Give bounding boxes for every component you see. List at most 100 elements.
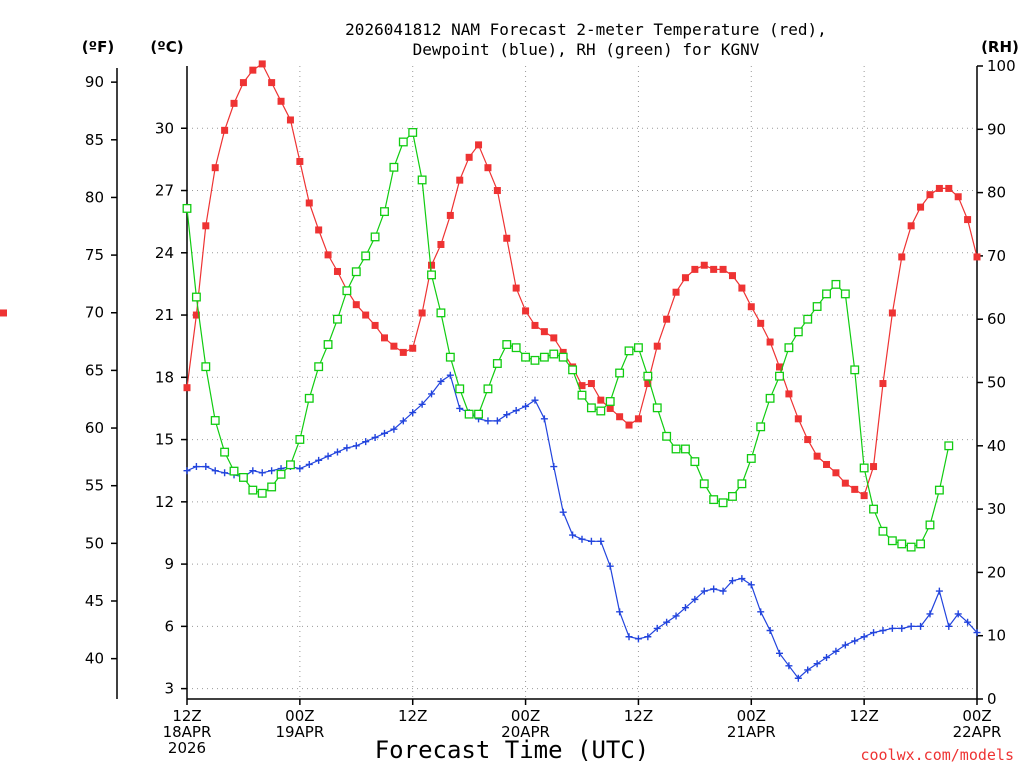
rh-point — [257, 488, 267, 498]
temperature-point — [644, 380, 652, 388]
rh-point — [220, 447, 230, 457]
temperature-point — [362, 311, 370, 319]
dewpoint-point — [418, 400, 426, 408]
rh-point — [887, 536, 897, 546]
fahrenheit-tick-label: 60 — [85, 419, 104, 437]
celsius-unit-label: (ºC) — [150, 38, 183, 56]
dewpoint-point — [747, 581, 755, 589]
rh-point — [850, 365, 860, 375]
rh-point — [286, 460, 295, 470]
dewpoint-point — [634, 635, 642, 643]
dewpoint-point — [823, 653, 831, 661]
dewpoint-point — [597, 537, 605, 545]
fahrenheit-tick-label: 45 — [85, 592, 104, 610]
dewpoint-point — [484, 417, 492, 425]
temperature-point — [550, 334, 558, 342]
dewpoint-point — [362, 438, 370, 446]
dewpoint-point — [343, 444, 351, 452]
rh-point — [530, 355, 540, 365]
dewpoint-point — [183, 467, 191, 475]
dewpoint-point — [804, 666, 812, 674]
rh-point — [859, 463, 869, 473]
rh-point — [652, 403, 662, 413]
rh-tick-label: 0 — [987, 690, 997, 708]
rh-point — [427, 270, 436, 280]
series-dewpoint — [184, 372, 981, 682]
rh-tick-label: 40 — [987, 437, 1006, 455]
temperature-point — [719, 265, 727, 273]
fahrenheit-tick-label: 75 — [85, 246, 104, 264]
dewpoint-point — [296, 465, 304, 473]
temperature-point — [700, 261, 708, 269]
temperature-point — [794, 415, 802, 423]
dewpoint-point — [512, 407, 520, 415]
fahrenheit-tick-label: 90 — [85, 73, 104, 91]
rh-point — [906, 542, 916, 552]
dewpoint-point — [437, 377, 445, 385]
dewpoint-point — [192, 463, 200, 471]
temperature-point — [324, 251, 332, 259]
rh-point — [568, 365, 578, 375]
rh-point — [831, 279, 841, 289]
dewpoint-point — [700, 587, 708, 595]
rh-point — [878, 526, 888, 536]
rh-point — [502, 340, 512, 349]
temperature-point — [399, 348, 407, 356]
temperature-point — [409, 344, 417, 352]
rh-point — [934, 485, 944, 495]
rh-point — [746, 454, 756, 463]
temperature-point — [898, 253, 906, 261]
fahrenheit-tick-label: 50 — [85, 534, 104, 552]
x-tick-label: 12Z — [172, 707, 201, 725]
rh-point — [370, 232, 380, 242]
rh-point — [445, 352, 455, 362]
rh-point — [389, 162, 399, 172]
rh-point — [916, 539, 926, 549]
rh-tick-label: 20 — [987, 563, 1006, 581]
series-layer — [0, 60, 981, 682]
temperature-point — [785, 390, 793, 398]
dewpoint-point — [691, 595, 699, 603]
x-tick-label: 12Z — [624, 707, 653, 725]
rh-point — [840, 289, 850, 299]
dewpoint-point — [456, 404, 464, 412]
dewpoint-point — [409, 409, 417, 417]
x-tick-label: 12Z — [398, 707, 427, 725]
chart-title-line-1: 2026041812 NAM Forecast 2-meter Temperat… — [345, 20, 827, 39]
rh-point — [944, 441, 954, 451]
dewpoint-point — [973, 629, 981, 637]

----

SET TASK> Rewrite the listing with "rh-point" changed to "humidity-point" wherever it appears, keeping everything else the same. Leave the pictures out.

WORKED ANSWER>
Give bounding boxes for every component you see. List at most 100 elements.
humidity-point — [257, 488, 267, 498]
temperature-point — [644, 380, 652, 388]
humidity-point — [220, 447, 230, 457]
temperature-point — [362, 311, 370, 319]
dewpoint-point — [418, 400, 426, 408]
humidity-point — [887, 536, 897, 546]
fahrenheit-tick-label: 60 — [85, 419, 104, 437]
celsius-unit-label: (ºC) — [150, 38, 183, 56]
dewpoint-point — [747, 581, 755, 589]
humidity-point — [850, 365, 860, 375]
humidity-point — [286, 460, 295, 470]
dewpoint-point — [634, 635, 642, 643]
dewpoint-point — [823, 653, 831, 661]
dewpoint-point — [597, 537, 605, 545]
fahrenheit-tick-label: 45 — [85, 592, 104, 610]
dewpoint-point — [484, 417, 492, 425]
temperature-point — [550, 334, 558, 342]
dewpoint-point — [362, 438, 370, 446]
dewpoint-point — [343, 444, 351, 452]
humidity-point — [530, 355, 540, 365]
dewpoint-point — [183, 467, 191, 475]
dewpoint-point — [804, 666, 812, 674]
humidity-point — [859, 463, 869, 473]
humidity-point — [652, 403, 662, 413]
rh-tick-label: 0 — [987, 690, 997, 708]
humidity-point — [427, 270, 436, 280]
series-dewpoint — [184, 372, 981, 682]
rh-tick-label: 40 — [987, 437, 1006, 455]
temperature-point — [719, 265, 727, 273]
fahrenheit-tick-label: 75 — [85, 246, 104, 264]
dewpoint-point — [296, 465, 304, 473]
temperature-point — [700, 261, 708, 269]
temperature-point — [794, 415, 802, 423]
dewpoint-point — [512, 407, 520, 415]
fahrenheit-tick-label: 90 — [85, 73, 104, 91]
humidity-point — [906, 542, 916, 552]
dewpoint-point — [437, 377, 445, 385]
dewpoint-point — [192, 463, 200, 471]
temperature-point — [324, 251, 332, 259]
humidity-point — [568, 365, 578, 375]
humidity-point — [831, 279, 841, 289]
dewpoint-point — [700, 587, 708, 595]
humidity-point — [878, 526, 888, 536]
humidity-point — [502, 340, 512, 349]
temperature-point — [399, 348, 407, 356]
temperature-point — [409, 344, 417, 352]
humidity-point — [934, 485, 944, 495]
humidity-point — [746, 454, 756, 463]
temperature-point — [898, 253, 906, 261]
fahrenheit-tick-label: 50 — [85, 534, 104, 552]
x-tick-label: 12Z — [172, 707, 201, 725]
humidity-point — [370, 232, 380, 242]
humidity-point — [445, 352, 455, 362]
humidity-point — [389, 162, 399, 172]
humidity-point — [916, 539, 926, 549]
rh-tick-label: 20 — [987, 563, 1006, 581]
series-layer — [0, 60, 981, 682]
temperature-point — [785, 390, 793, 398]
dewpoint-point — [691, 595, 699, 603]
x-tick-label: 12Z — [624, 707, 653, 725]
humidity-point — [840, 289, 850, 299]
dewpoint-point — [456, 404, 464, 412]
dewpoint-point — [409, 409, 417, 417]
x-tick-label: 12Z — [398, 707, 427, 725]
chart-title-line-1: 2026041812 NAM Forecast 2-meter Temperat… — [345, 20, 827, 39]
humidity-point — [944, 441, 954, 451]
dewpoint-point — [973, 629, 981, 637]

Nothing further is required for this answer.